Repeat the whole of the data, keeping every detail the same.

# START OF Data listing

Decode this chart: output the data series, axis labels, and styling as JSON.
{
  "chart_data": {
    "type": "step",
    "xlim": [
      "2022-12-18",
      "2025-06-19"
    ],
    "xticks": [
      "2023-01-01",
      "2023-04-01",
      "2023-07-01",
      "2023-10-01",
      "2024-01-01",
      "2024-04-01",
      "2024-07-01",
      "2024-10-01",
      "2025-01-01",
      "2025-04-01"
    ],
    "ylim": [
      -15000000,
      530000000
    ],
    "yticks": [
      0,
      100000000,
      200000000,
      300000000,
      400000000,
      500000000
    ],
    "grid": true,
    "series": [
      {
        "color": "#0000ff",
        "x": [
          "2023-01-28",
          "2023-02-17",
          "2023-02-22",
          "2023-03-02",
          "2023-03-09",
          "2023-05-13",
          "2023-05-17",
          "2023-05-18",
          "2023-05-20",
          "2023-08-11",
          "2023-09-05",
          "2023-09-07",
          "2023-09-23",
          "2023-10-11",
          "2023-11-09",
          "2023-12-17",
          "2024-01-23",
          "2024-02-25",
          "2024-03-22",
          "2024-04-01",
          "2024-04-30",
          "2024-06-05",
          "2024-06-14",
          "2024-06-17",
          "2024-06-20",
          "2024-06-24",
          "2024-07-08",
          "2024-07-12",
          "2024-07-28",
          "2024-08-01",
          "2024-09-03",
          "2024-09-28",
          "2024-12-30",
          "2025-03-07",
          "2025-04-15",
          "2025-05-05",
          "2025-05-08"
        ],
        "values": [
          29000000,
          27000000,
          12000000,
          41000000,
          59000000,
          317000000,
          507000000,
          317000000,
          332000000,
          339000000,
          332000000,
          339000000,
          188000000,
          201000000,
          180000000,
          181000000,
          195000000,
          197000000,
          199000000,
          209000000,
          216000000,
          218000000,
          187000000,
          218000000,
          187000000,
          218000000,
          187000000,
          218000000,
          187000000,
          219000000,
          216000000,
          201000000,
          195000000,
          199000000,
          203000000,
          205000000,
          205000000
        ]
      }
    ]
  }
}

# END OF Data listing

Result of this task:
Decode this chart: output the data series, axis labels, and styling as JSON.
{
  "chart_data": {
    "type": "step",
    "xlim": [
      "2022-12-18",
      "2025-06-19"
    ],
    "xticks": [
      "2023-01-01",
      "2023-04-01",
      "2023-07-01",
      "2023-10-01",
      "2024-01-01",
      "2024-04-01",
      "2024-07-01",
      "2024-10-01",
      "2025-01-01",
      "2025-04-01"
    ],
    "ylim": [
      -15000000,
      530000000
    ],
    "yticks": [
      0,
      100000000,
      200000000,
      300000000,
      400000000,
      500000000
    ],
    "grid": true,
    "series": [
      {
        "color": "#0000ff",
        "x": [
          "2023-01-28",
          "2023-02-17",
          "2023-02-22",
          "2023-03-02",
          "2023-03-09",
          "2023-05-13",
          "2023-05-17",
          "2023-05-18",
          "2023-05-20",
          "2023-08-11",
          "2023-09-05",
          "2023-09-07",
          "2023-09-23",
          "2023-10-11",
          "2023-11-09",
          "2023-12-17",
          "2024-01-23",
          "2024-02-25",
          "2024-03-22",
          "2024-04-01",
          "2024-04-30",
          "2024-06-05",
          "2024-06-14",
          "2024-06-17",
          "2024-06-20",
          "2024-06-24",
          "2024-07-08",
          "2024-07-12",
          "2024-07-28",
          "2024-08-01",
          "2024-09-03",
          "2024-09-28",
          "2024-12-30",
          "2025-03-07",
          "2025-04-15",
          "2025-05-05",
          "2025-05-08"
        ],
        "values": [
          29000000,
          27000000,
          12000000,
          41000000,
          59000000,
          317000000,
          507000000,
          317000000,
          332000000,
          339000000,
          332000000,
          339000000,
          188000000,
          201000000,
          180000000,
          181000000,
          195000000,
          197000000,
          199000000,
          209000000,
          216000000,
          218000000,
          187000000,
          218000000,
          187000000,
          218000000,
          187000000,
          218000000,
          187000000,
          219000000,
          216000000,
          201000000,
          195000000,
          199000000,
          203000000,
          205000000,
          205000000
        ]
      }
    ]
  }
}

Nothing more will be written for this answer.